**Aim of the task**. Which lines in the material below contain the word "page"? Copy each of them.

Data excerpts
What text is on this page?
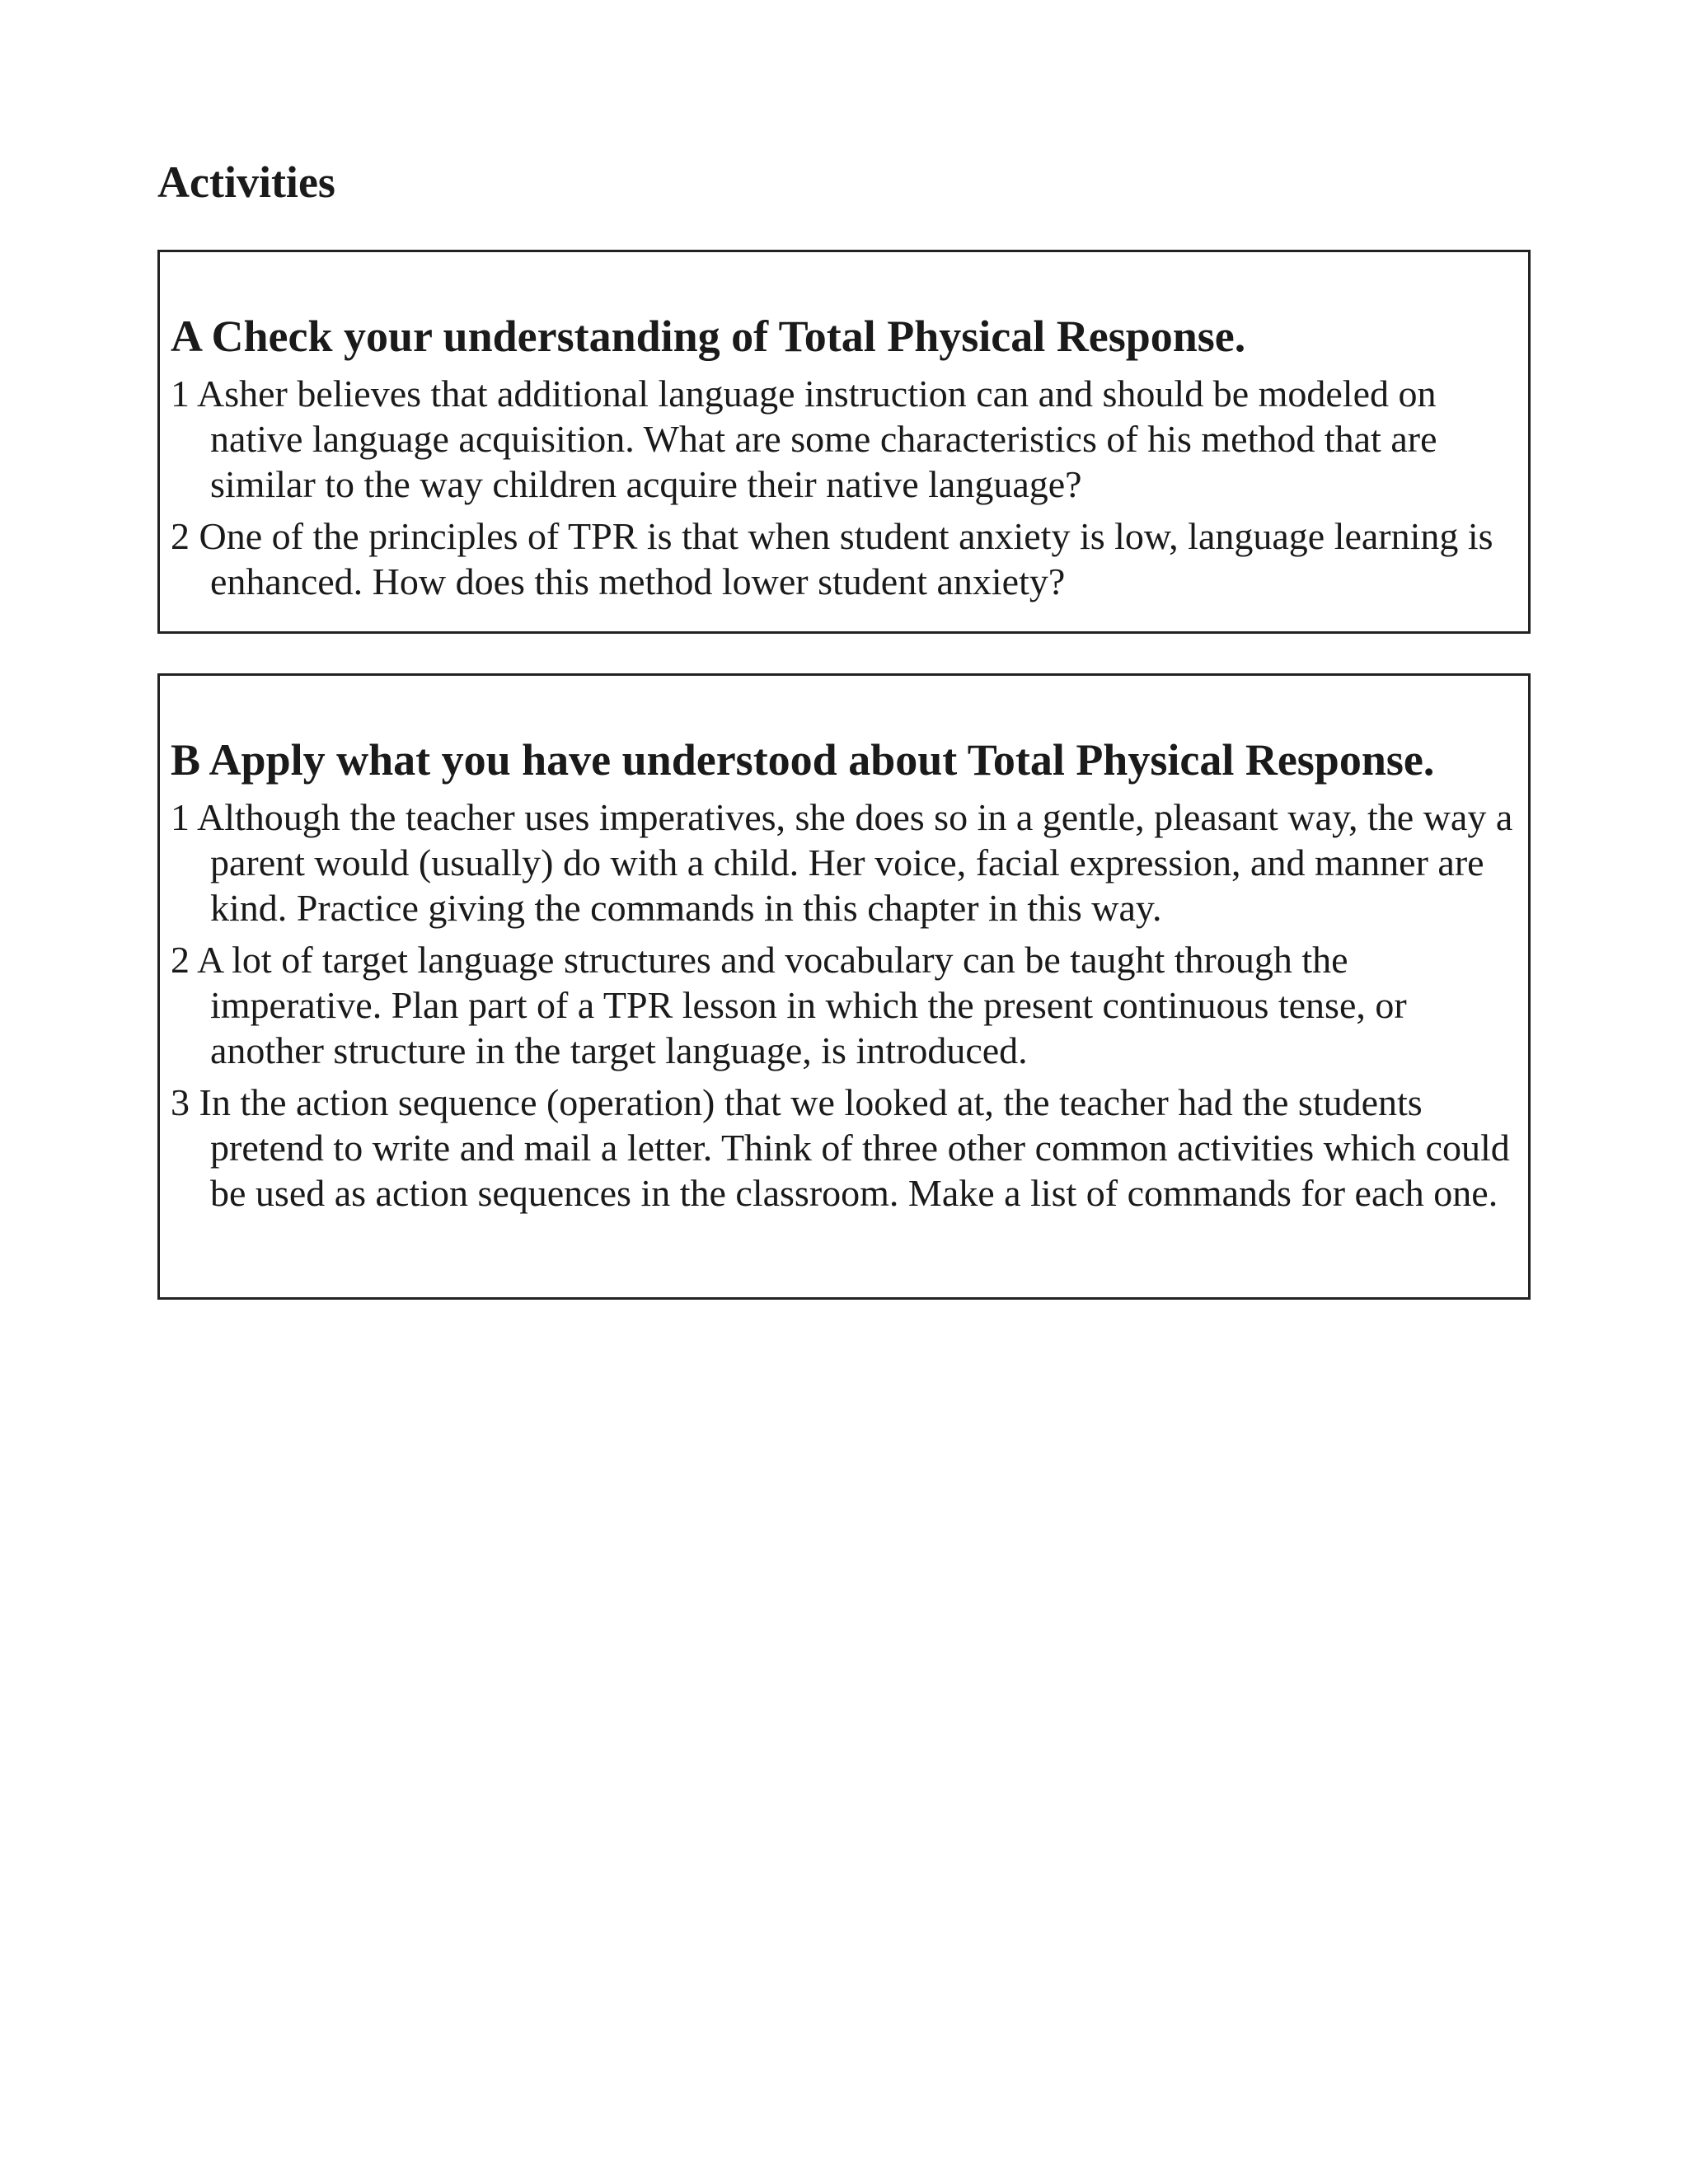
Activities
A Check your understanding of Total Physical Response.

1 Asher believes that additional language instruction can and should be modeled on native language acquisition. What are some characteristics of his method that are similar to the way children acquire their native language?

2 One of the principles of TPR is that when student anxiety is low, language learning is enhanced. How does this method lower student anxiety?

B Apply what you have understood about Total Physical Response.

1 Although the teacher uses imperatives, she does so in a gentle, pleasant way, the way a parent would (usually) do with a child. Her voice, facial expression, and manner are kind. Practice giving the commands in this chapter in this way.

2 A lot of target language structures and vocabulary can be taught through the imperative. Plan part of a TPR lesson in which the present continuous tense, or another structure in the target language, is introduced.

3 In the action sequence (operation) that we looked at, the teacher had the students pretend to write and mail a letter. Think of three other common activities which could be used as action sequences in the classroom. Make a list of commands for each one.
...
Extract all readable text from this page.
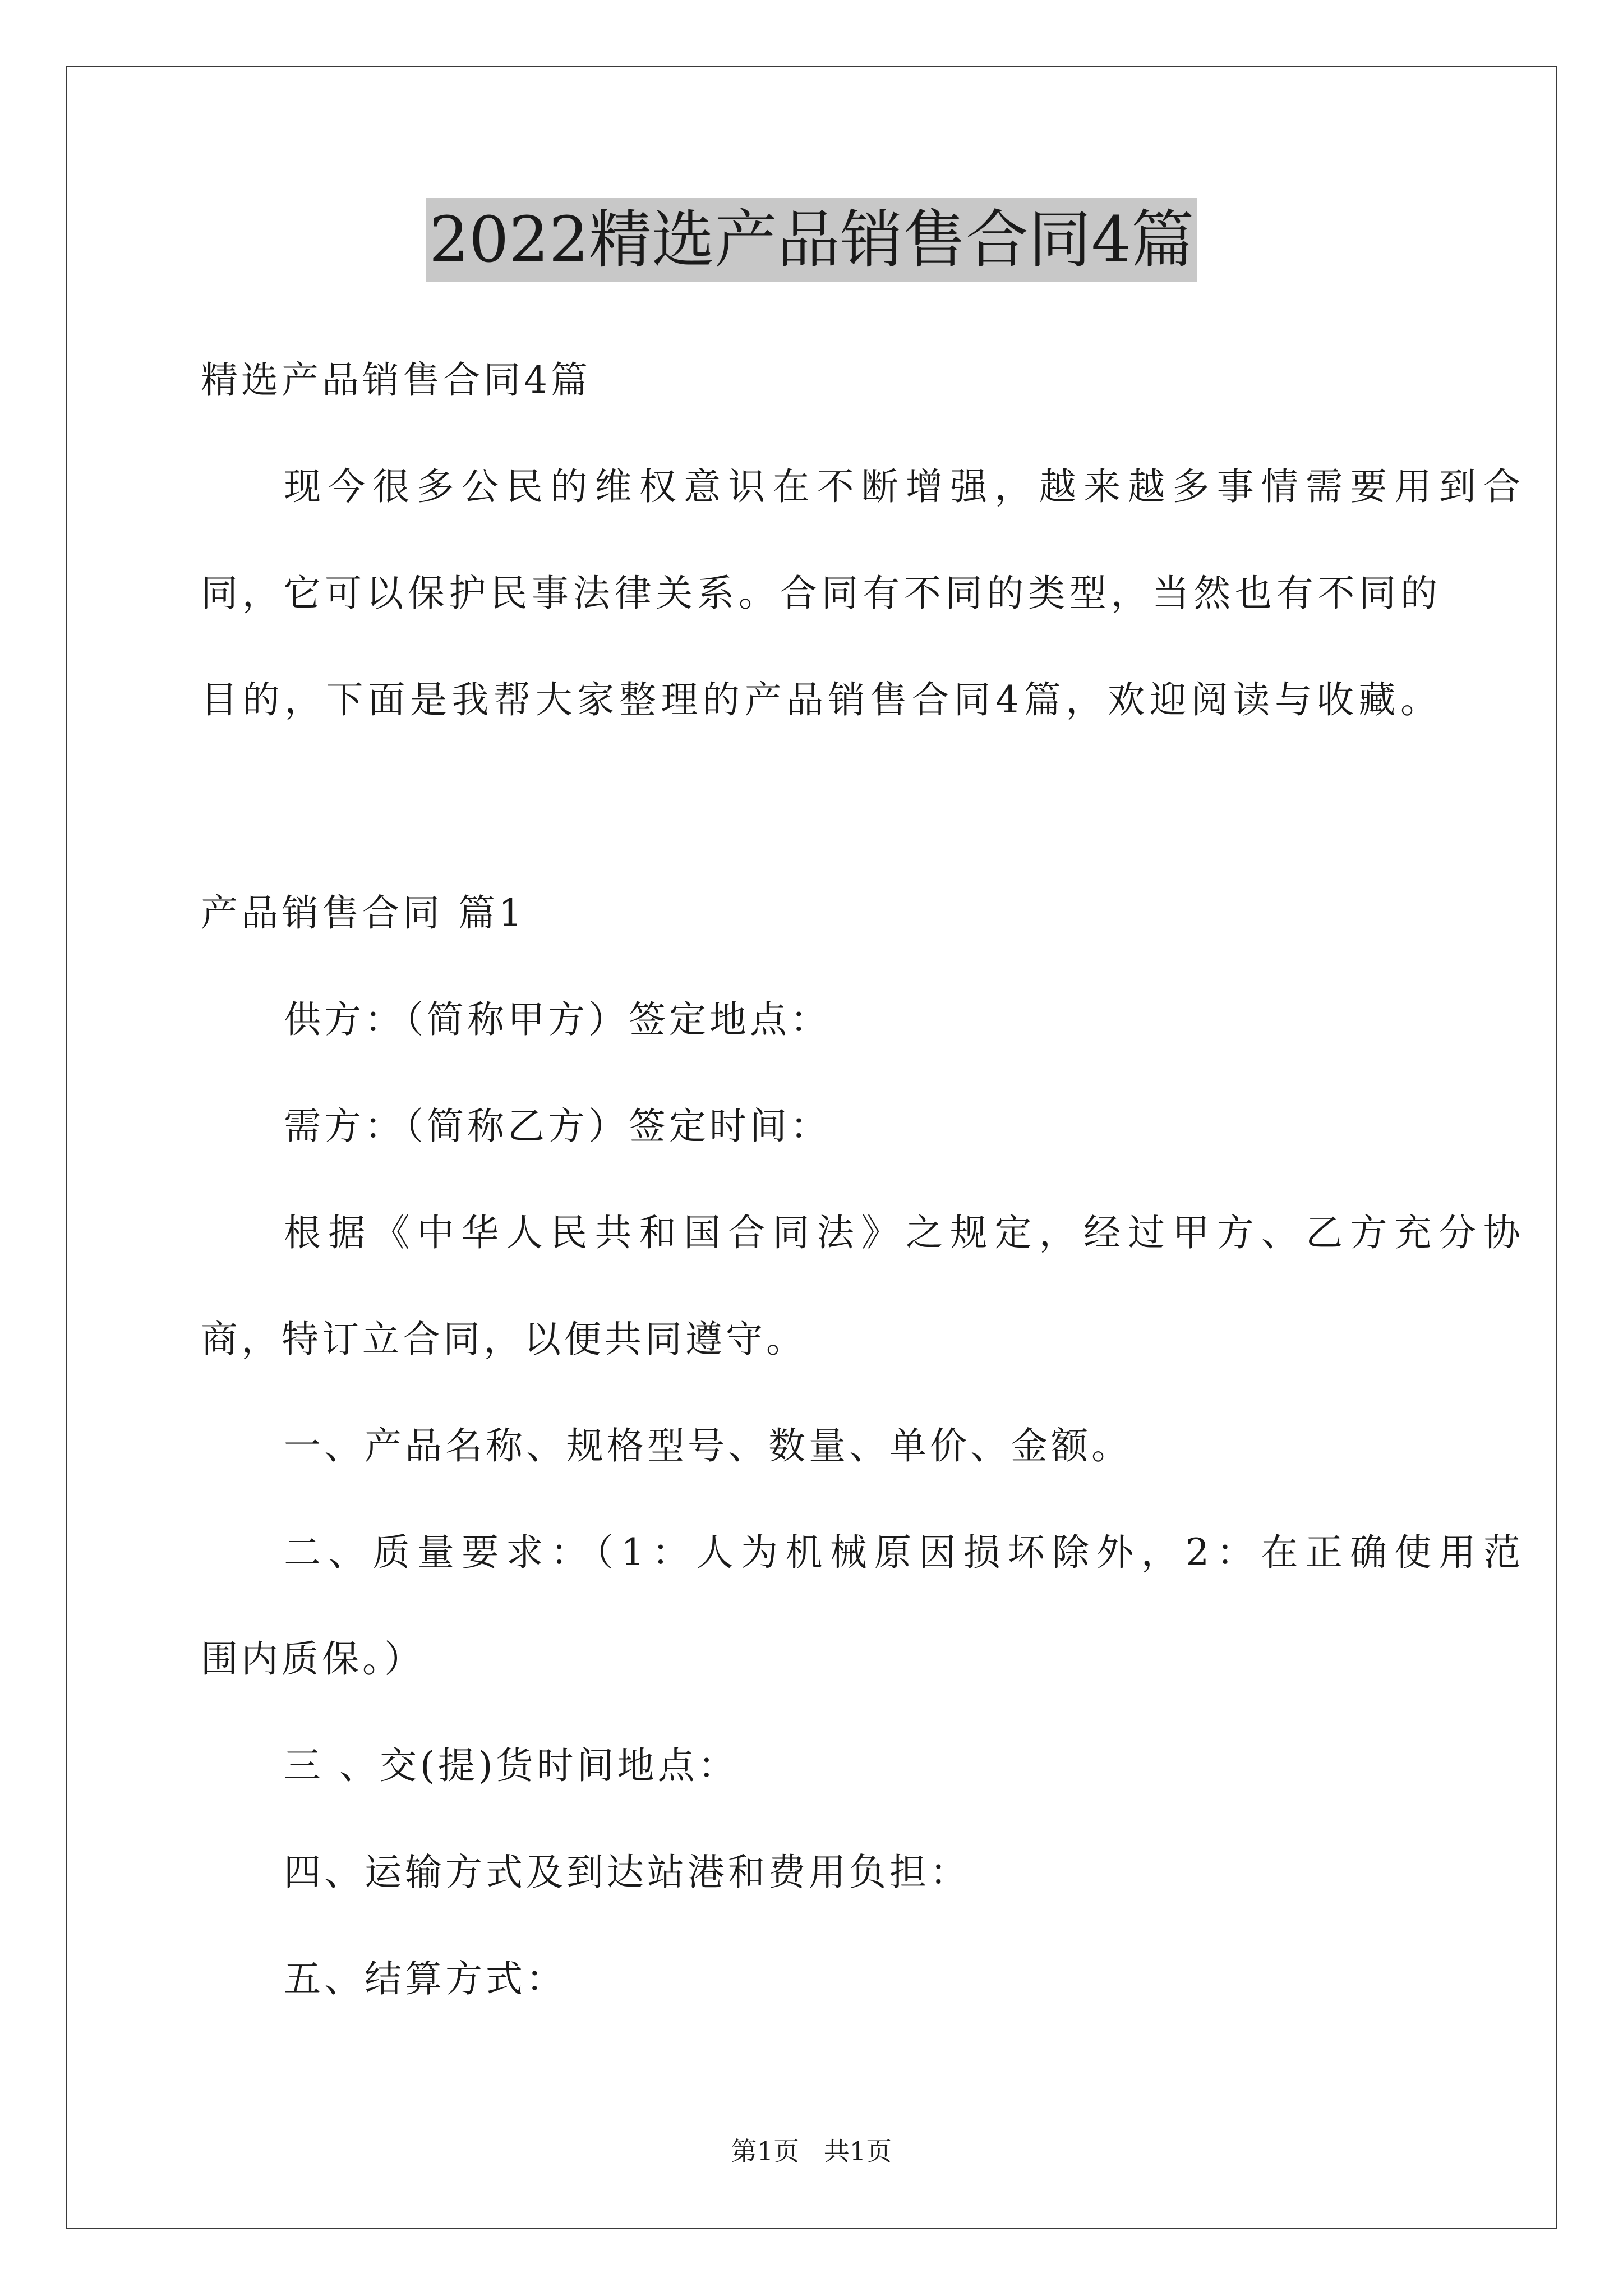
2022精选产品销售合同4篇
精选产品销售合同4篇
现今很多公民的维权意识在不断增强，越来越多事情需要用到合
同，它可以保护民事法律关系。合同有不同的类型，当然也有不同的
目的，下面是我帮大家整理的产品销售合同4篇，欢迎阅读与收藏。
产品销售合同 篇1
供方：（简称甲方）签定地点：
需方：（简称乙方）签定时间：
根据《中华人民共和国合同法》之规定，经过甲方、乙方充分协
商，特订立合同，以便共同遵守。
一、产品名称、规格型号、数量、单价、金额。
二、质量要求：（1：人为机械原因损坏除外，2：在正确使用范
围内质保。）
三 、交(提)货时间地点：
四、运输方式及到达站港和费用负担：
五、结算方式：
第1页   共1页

**Worked solution**.
What text is on this page?
Extract all readable text from this page.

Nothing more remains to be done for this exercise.